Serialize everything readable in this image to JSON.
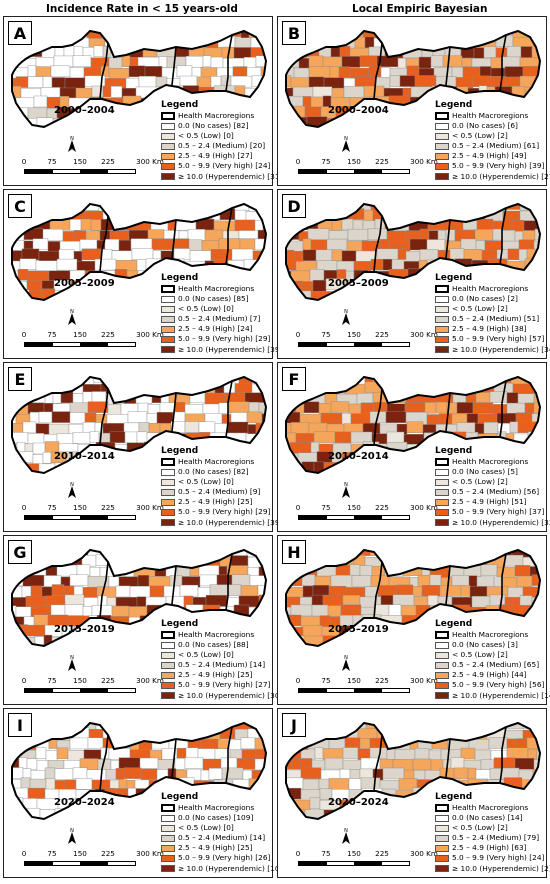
{
  "column_titles": [
    "Incidence Rate in < 15 years-old",
    "Local Empiric Bayesian"
  ],
  "legend": {
    "title": "Legend",
    "macro_label": "Health Macroregions",
    "class_labels": [
      "0.0 (No cases)",
      "< 0.5 (Low)",
      "0.5 – 2.4 (Medium)",
      "2.5 – 4.9 (High)",
      "5.0 – 9.9 (Very high)",
      "≥ 10.0 (Hyperendemic)"
    ],
    "class_colors": [
      "#ffffff",
      "#ede6dc",
      "#dcd5cb",
      "#f5a65a",
      "#e8601e",
      "#7a230e"
    ]
  },
  "scale_labels": [
    "0",
    "75",
    "150",
    "225",
    "300 Km"
  ],
  "north_label": "N",
  "panels": [
    {
      "letter": "A",
      "period": "2000–2004",
      "counts": [
        82,
        0,
        20,
        27,
        24,
        31
      ]
    },
    {
      "letter": "B",
      "period": "2000–2004",
      "counts": [
        6,
        2,
        61,
        49,
        39,
        27
      ]
    },
    {
      "letter": "C",
      "period": "2005–2009",
      "counts": [
        85,
        0,
        7,
        24,
        29,
        39
      ]
    },
    {
      "letter": "D",
      "period": "2005–2009",
      "counts": [
        2,
        2,
        51,
        38,
        57,
        34
      ]
    },
    {
      "letter": "E",
      "period": "2010–2014",
      "counts": [
        82,
        0,
        9,
        25,
        29,
        39
      ]
    },
    {
      "letter": "F",
      "period": "2010–2014",
      "counts": [
        5,
        2,
        56,
        51,
        37,
        33
      ]
    },
    {
      "letter": "G",
      "period": "2015–2019",
      "counts": [
        88,
        0,
        14,
        25,
        27,
        30
      ]
    },
    {
      "letter": "H",
      "period": "2015–2019",
      "counts": [
        3,
        2,
        65,
        44,
        56,
        14
      ]
    },
    {
      "letter": "I",
      "period": "2020–2024",
      "counts": [
        109,
        0,
        14,
        25,
        26,
        10
      ]
    },
    {
      "letter": "J",
      "period": "2020–2024",
      "counts": [
        14,
        2,
        79,
        63,
        24,
        2
      ]
    }
  ]
}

_ _ _

What to do »
Give the number of lines in the records above that contain the word "letter". Reply with that number alone.

Written solution »
10